- _To do_
Retype all the records with nothing changed.

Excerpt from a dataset
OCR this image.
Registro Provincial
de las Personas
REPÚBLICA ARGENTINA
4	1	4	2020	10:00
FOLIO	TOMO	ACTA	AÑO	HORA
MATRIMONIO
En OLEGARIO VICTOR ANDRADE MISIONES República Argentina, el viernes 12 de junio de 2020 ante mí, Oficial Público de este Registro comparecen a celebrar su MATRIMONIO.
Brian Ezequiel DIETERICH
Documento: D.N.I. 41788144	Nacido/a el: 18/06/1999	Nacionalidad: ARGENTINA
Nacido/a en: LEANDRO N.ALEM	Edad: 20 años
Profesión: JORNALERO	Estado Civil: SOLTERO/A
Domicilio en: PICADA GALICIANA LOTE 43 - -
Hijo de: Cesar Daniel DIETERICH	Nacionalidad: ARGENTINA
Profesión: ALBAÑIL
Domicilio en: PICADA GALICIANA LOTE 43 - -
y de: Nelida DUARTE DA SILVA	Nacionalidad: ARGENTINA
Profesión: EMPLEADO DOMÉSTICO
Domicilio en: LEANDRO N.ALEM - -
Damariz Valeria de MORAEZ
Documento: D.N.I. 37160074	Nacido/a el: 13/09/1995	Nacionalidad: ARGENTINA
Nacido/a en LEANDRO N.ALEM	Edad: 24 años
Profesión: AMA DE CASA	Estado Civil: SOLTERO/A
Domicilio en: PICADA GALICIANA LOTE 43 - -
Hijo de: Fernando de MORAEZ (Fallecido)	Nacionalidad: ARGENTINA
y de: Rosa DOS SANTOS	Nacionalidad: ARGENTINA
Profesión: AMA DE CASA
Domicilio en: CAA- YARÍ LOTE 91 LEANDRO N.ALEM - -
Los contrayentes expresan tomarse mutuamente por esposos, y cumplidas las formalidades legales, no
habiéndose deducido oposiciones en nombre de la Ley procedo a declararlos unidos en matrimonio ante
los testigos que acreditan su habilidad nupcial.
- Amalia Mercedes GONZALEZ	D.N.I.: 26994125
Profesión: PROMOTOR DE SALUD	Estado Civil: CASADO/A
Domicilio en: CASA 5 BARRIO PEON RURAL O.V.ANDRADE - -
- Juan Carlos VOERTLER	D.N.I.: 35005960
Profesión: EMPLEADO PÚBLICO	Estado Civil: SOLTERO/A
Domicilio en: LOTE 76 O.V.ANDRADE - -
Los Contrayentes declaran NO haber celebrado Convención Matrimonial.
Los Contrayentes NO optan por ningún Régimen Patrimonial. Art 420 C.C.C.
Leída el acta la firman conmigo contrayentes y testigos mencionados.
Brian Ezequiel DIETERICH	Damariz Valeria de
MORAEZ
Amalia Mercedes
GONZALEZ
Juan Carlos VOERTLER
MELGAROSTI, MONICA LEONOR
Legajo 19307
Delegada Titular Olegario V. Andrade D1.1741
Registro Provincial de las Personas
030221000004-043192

- _Completed task_
OCR this image.
Registro Provincial
de las Personas
REPÚBLICA ARGENTINA
4	1	4	2020	10:00
FOLIO	TOMO	ACTA	AÑO	HORA
MATRIMONIO
En OLEGARIO VICTOR ANDRADE MISIONES República Argentina, el viernes 12 de junio de 2020 ante mí, Oficial Público de este Registro comparecen a celebrar su MATRIMONIO.
Brian Ezequiel DIETERICH
Documento: D.N.I. 41788144	Nacido/a el: 18/06/1999	Nacionalidad: ARGENTINA
Nacido/a en: LEANDRO N.ALEM	Edad: 20 años
Profesión: JORNALERO	Estado Civil: SOLTERO/A
Domicilio en: PICADA GALICIANA LOTE 43 - -
Hijo de: Cesar Daniel DIETERICH	Nacionalidad: ARGENTINA
Profesión: ALBAÑIL
Domicilio en: PICADA GALICIANA LOTE 43 - -
y de: Nelida DUARTE DA SILVA	Nacionalidad: ARGENTINA
Profesión: EMPLEADO DOMÉSTICO
Domicilio en: LEANDRO N.ALEM - -
Damariz Valeria de MORAEZ
Documento: D.N.I. 37160074	Nacido/a el: 13/09/1995	Nacionalidad: ARGENTINA
Nacido/a en LEANDRO N.ALEM	Edad: 24 años
Profesión: AMA DE CASA	Estado Civil: SOLTERO/A
Domicilio en: PICADA GALICIANA LOTE 43 - -
Hijo de: Fernando de MORAEZ (Fallecido)	Nacionalidad: ARGENTINA
y de: Rosa DOS SANTOS	Nacionalidad: ARGENTINA
Profesión: AMA DE CASA
Domicilio en: CAA- YARÍ LOTE 91 LEANDRO N.ALEM - -
Los contrayentes expresan tomarse mutuamente por esposos, y cumplidas las formalidades legales, no
habiéndose deducido oposiciones en nombre de la Ley procedo a declararlos unidos en matrimonio ante
los testigos que acreditan su habilidad nupcial.
- Amalia Mercedes GONZALEZ	D.N.I.: 26994125
Profesión: PROMOTOR DE SALUD	Estado Civil: CASADO/A
Domicilio en: CASA 5 BARRIO PEON RURAL O.V.ANDRADE - -
- Juan Carlos VOERTLER	D.N.I.: 35005960
Profesión: EMPLEADO PÚBLICO	Estado Civil: SOLTERO/A
Domicilio en: LOTE 76 O.V.ANDRADE - -
Los Contrayentes declaran NO haber celebrado Convención Matrimonial.
Los Contrayentes NO optan por ningún Régimen Patrimonial. Art 420 C.C.C.
Leída el acta la firman conmigo contrayentes y testigos mencionados.
Brian Ezequiel DIETERICH	Damariz Valeria de
MORAEZ
Amalia Mercedes
GONZALEZ
Juan Carlos VOERTLER
MELGAROSTI, MONICA LEONOR
Legajo 19307
Delegada Titular Olegario V. Andrade D1.1741
Registro Provincial de las Personas
030221000004-043192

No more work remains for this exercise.